→ **Provided data**:

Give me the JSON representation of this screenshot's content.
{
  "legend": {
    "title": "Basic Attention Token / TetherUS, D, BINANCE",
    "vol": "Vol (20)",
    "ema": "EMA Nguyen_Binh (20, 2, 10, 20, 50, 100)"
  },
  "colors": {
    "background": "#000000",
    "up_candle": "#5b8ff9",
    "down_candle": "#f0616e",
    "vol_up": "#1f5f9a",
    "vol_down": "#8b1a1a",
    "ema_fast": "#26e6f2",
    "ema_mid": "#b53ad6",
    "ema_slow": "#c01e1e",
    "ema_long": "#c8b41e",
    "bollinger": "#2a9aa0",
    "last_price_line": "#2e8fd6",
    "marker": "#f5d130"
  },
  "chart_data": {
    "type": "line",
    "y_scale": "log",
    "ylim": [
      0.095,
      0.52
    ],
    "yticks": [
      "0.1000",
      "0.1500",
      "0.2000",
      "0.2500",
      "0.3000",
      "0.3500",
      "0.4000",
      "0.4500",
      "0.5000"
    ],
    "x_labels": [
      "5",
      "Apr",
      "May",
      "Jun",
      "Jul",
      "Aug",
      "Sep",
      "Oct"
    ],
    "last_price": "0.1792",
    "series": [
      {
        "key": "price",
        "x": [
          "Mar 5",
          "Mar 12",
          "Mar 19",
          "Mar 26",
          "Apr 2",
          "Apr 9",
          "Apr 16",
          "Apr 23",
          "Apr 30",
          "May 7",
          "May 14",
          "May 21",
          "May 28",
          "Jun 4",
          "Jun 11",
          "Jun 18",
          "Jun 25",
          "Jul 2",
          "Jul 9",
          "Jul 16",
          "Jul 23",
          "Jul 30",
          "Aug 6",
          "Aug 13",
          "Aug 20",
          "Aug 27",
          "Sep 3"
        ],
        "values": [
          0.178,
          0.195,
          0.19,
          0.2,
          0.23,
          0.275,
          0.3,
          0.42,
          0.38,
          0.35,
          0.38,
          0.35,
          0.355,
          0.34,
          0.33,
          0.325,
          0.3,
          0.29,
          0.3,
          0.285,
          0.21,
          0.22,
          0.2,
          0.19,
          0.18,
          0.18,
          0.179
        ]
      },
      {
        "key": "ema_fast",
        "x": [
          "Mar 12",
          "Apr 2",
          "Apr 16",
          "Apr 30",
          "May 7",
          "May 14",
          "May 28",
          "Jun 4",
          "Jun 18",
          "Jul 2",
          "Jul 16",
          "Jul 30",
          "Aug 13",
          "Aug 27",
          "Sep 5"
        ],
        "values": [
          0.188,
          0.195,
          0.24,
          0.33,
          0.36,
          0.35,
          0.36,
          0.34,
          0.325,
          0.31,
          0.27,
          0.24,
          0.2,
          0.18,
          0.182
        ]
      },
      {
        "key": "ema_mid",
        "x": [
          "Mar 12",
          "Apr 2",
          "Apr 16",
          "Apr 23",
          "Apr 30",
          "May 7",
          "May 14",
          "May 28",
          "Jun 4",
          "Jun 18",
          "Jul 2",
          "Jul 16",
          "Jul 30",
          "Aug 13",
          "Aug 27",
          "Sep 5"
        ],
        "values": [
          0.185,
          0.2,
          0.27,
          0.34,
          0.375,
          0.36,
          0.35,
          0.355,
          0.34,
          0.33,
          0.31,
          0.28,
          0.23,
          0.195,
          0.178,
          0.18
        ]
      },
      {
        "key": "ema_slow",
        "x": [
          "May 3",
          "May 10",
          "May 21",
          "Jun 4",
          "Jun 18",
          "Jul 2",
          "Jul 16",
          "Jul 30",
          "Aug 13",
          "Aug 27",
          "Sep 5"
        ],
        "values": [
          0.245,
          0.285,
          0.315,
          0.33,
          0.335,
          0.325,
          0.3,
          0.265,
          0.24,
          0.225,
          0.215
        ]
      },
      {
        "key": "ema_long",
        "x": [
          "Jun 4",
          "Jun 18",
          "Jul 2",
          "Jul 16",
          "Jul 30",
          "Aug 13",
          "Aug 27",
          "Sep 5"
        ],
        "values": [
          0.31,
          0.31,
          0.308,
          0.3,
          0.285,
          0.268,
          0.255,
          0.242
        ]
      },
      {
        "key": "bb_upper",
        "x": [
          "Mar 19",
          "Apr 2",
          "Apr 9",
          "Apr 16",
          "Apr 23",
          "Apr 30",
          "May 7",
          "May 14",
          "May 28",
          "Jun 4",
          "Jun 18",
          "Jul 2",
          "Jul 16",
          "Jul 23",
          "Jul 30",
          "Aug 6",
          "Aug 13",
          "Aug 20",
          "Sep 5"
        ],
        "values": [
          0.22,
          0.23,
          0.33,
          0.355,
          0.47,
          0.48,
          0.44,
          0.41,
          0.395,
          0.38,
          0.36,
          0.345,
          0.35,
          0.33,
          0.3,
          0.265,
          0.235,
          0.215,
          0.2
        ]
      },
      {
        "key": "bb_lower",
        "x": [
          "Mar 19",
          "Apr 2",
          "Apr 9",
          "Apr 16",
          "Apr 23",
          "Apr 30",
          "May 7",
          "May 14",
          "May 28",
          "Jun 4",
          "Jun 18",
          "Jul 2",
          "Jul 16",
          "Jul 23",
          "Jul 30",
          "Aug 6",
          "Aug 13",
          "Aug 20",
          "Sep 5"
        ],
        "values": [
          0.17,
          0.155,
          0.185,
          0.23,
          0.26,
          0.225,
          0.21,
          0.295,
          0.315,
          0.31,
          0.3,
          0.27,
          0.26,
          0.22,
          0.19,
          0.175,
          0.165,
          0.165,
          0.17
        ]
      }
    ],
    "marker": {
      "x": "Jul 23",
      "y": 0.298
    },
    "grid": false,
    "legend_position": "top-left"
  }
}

→ **Exercise instructions**: Take the lines above and retype all of them exactly.

→ **Result of the task**:
Give me the JSON representation of this screenshot's content.
{
  "legend": {
    "title": "Basic Attention Token / TetherUS, D, BINANCE",
    "vol": "Vol (20)",
    "ema": "EMA Nguyen_Binh (20, 2, 10, 20, 50, 100)"
  },
  "colors": {
    "background": "#000000",
    "up_candle": "#5b8ff9",
    "down_candle": "#f0616e",
    "vol_up": "#1f5f9a",
    "vol_down": "#8b1a1a",
    "ema_fast": "#26e6f2",
    "ema_mid": "#b53ad6",
    "ema_slow": "#c01e1e",
    "ema_long": "#c8b41e",
    "bollinger": "#2a9aa0",
    "last_price_line": "#2e8fd6",
    "marker": "#f5d130"
  },
  "chart_data": {
    "type": "line",
    "y_scale": "log",
    "ylim": [
      0.095,
      0.52
    ],
    "yticks": [
      "0.1000",
      "0.1500",
      "0.2000",
      "0.2500",
      "0.3000",
      "0.3500",
      "0.4000",
      "0.4500",
      "0.5000"
    ],
    "x_labels": [
      "5",
      "Apr",
      "May",
      "Jun",
      "Jul",
      "Aug",
      "Sep",
      "Oct"
    ],
    "last_price": "0.1792",
    "series": [
      {
        "key": "price",
        "x": [
          "Mar 5",
          "Mar 12",
          "Mar 19",
          "Mar 26",
          "Apr 2",
          "Apr 9",
          "Apr 16",
          "Apr 23",
          "Apr 30",
          "May 7",
          "May 14",
          "May 21",
          "May 28",
          "Jun 4",
          "Jun 11",
          "Jun 18",
          "Jun 25",
          "Jul 2",
          "Jul 9",
          "Jul 16",
          "Jul 23",
          "Jul 30",
          "Aug 6",
          "Aug 13",
          "Aug 20",
          "Aug 27",
          "Sep 3"
        ],
        "values": [
          0.178,
          0.195,
          0.19,
          0.2,
          0.23,
          0.275,
          0.3,
          0.42,
          0.38,
          0.35,
          0.38,
          0.35,
          0.355,
          0.34,
          0.33,
          0.325,
          0.3,
          0.29,
          0.3,
          0.285,
          0.21,
          0.22,
          0.2,
          0.19,
          0.18,
          0.18,
          0.179
        ]
      },
      {
        "key": "ema_fast",
        "x": [
          "Mar 12",
          "Apr 2",
          "Apr 16",
          "Apr 30",
          "May 7",
          "May 14",
          "May 28",
          "Jun 4",
          "Jun 18",
          "Jul 2",
          "Jul 16",
          "Jul 30",
          "Aug 13",
          "Aug 27",
          "Sep 5"
        ],
        "values": [
          0.188,
          0.195,
          0.24,
          0.33,
          0.36,
          0.35,
          0.36,
          0.34,
          0.325,
          0.31,
          0.27,
          0.24,
          0.2,
          0.18,
          0.182
        ]
      },
      {
        "key": "ema_mid",
        "x": [
          "Mar 12",
          "Apr 2",
          "Apr 16",
          "Apr 23",
          "Apr 30",
          "May 7",
          "May 14",
          "May 28",
          "Jun 4",
          "Jun 18",
          "Jul 2",
          "Jul 16",
          "Jul 30",
          "Aug 13",
          "Aug 27",
          "Sep 5"
        ],
        "values": [
          0.185,
          0.2,
          0.27,
          0.34,
          0.375,
          0.36,
          0.35,
          0.355,
          0.34,
          0.33,
          0.31,
          0.28,
          0.23,
          0.195,
          0.178,
          0.18
        ]
      },
      {
        "key": "ema_slow",
        "x": [
          "May 3",
          "May 10",
          "May 21",
          "Jun 4",
          "Jun 18",
          "Jul 2",
          "Jul 16",
          "Jul 30",
          "Aug 13",
          "Aug 27",
          "Sep 5"
        ],
        "values": [
          0.245,
          0.285,
          0.315,
          0.33,
          0.335,
          0.325,
          0.3,
          0.265,
          0.24,
          0.225,
          0.215
        ]
      },
      {
        "key": "ema_long",
        "x": [
          "Jun 4",
          "Jun 18",
          "Jul 2",
          "Jul 16",
          "Jul 30",
          "Aug 13",
          "Aug 27",
          "Sep 5"
        ],
        "values": [
          0.31,
          0.31,
          0.308,
          0.3,
          0.285,
          0.268,
          0.255,
          0.242
        ]
      },
      {
        "key": "bb_upper",
        "x": [
          "Mar 19",
          "Apr 2",
          "Apr 9",
          "Apr 16",
          "Apr 23",
          "Apr 30",
          "May 7",
          "May 14",
          "May 28",
          "Jun 4",
          "Jun 18",
          "Jul 2",
          "Jul 16",
          "Jul 23",
          "Jul 30",
          "Aug 6",
          "Aug 13",
          "Aug 20",
          "Sep 5"
        ],
        "values": [
          0.22,
          0.23,
          0.33,
          0.355,
          0.47,
          0.48,
          0.44,
          0.41,
          0.395,
          0.38,
          0.36,
          0.345,
          0.35,
          0.33,
          0.3,
          0.265,
          0.235,
          0.215,
          0.2
        ]
      },
      {
        "key": "bb_lower",
        "x": [
          "Mar 19",
          "Apr 2",
          "Apr 9",
          "Apr 16",
          "Apr 23",
          "Apr 30",
          "May 7",
          "May 14",
          "May 28",
          "Jun 4",
          "Jun 18",
          "Jul 2",
          "Jul 16",
          "Jul 23",
          "Jul 30",
          "Aug 6",
          "Aug 13",
          "Aug 20",
          "Sep 5"
        ],
        "values": [
          0.17,
          0.155,
          0.185,
          0.23,
          0.26,
          0.225,
          0.21,
          0.295,
          0.315,
          0.31,
          0.3,
          0.27,
          0.26,
          0.22,
          0.19,
          0.175,
          0.165,
          0.165,
          0.17
        ]
      }
    ],
    "marker": {
      "x": "Jul 23",
      "y": 0.298
    },
    "grid": false,
    "legend_position": "top-left"
  }
}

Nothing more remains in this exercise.